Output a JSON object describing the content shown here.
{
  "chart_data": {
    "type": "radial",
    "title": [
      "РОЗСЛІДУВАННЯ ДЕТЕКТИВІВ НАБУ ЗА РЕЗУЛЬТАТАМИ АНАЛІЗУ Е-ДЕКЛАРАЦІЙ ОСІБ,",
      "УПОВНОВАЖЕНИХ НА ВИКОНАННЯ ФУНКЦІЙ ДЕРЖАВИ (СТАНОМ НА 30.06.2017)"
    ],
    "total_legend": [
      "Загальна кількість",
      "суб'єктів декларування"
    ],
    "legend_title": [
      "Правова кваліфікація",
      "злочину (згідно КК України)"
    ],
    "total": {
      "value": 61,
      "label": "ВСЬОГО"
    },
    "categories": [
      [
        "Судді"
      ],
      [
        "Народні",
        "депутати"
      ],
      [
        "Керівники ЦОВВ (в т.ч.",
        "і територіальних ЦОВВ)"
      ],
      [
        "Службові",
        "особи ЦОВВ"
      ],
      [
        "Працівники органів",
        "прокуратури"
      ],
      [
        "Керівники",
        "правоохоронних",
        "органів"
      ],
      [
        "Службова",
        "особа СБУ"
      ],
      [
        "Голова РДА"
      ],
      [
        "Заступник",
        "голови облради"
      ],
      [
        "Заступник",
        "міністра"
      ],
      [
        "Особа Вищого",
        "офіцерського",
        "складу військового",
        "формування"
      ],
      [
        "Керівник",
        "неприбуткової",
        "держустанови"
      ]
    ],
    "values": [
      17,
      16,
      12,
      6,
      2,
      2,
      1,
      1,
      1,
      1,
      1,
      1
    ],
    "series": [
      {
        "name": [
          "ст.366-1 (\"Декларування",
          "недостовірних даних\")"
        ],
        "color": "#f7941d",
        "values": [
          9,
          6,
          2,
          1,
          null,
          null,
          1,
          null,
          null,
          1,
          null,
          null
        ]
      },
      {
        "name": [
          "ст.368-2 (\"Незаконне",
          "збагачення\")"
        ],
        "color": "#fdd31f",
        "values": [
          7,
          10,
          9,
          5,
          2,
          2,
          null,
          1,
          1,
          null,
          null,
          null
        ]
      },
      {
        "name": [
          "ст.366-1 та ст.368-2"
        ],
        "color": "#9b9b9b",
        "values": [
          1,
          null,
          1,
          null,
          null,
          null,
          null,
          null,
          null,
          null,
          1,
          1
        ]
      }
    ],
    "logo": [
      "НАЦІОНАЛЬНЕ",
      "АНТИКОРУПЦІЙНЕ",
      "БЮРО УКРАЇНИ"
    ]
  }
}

--------------------------------

Written task:
Every line above should be printed again exactly as it stands.

Task result:
Output a JSON object describing the content shown here.
{
  "chart_data": {
    "type": "radial",
    "title": [
      "РОЗСЛІДУВАННЯ ДЕТЕКТИВІВ НАБУ ЗА РЕЗУЛЬТАТАМИ АНАЛІЗУ Е-ДЕКЛАРАЦІЙ ОСІБ,",
      "УПОВНОВАЖЕНИХ НА ВИКОНАННЯ ФУНКЦІЙ ДЕРЖАВИ (СТАНОМ НА 30.06.2017)"
    ],
    "total_legend": [
      "Загальна кількість",
      "суб'єктів декларування"
    ],
    "legend_title": [
      "Правова кваліфікація",
      "злочину (згідно КК України)"
    ],
    "total": {
      "value": 61,
      "label": "ВСЬОГО"
    },
    "categories": [
      [
        "Судді"
      ],
      [
        "Народні",
        "депутати"
      ],
      [
        "Керівники ЦОВВ (в т.ч.",
        "і територіальних ЦОВВ)"
      ],
      [
        "Службові",
        "особи ЦОВВ"
      ],
      [
        "Працівники органів",
        "прокуратури"
      ],
      [
        "Керівники",
        "правоохоронних",
        "органів"
      ],
      [
        "Службова",
        "особа СБУ"
      ],
      [
        "Голова РДА"
      ],
      [
        "Заступник",
        "голови облради"
      ],
      [
        "Заступник",
        "міністра"
      ],
      [
        "Особа Вищого",
        "офіцерського",
        "складу військового",
        "формування"
      ],
      [
        "Керівник",
        "неприбуткової",
        "держустанови"
      ]
    ],
    "values": [
      17,
      16,
      12,
      6,
      2,
      2,
      1,
      1,
      1,
      1,
      1,
      1
    ],
    "series": [
      {
        "name": [
          "ст.366-1 (\"Декларування",
          "недостовірних даних\")"
        ],
        "color": "#f7941d",
        "values": [
          9,
          6,
          2,
          1,
          null,
          null,
          1,
          null,
          null,
          1,
          null,
          null
        ]
      },
      {
        "name": [
          "ст.368-2 (\"Незаконне",
          "збагачення\")"
        ],
        "color": "#fdd31f",
        "values": [
          7,
          10,
          9,
          5,
          2,
          2,
          null,
          1,
          1,
          null,
          null,
          null
        ]
      },
      {
        "name": [
          "ст.366-1 та ст.368-2"
        ],
        "color": "#9b9b9b",
        "values": [
          1,
          null,
          1,
          null,
          null,
          null,
          null,
          null,
          null,
          null,
          1,
          1
        ]
      }
    ],
    "logo": [
      "НАЦІОНАЛЬНЕ",
      "АНТИКОРУПЦІЙНЕ",
      "БЮРО УКРАЇНИ"
    ]
  }
}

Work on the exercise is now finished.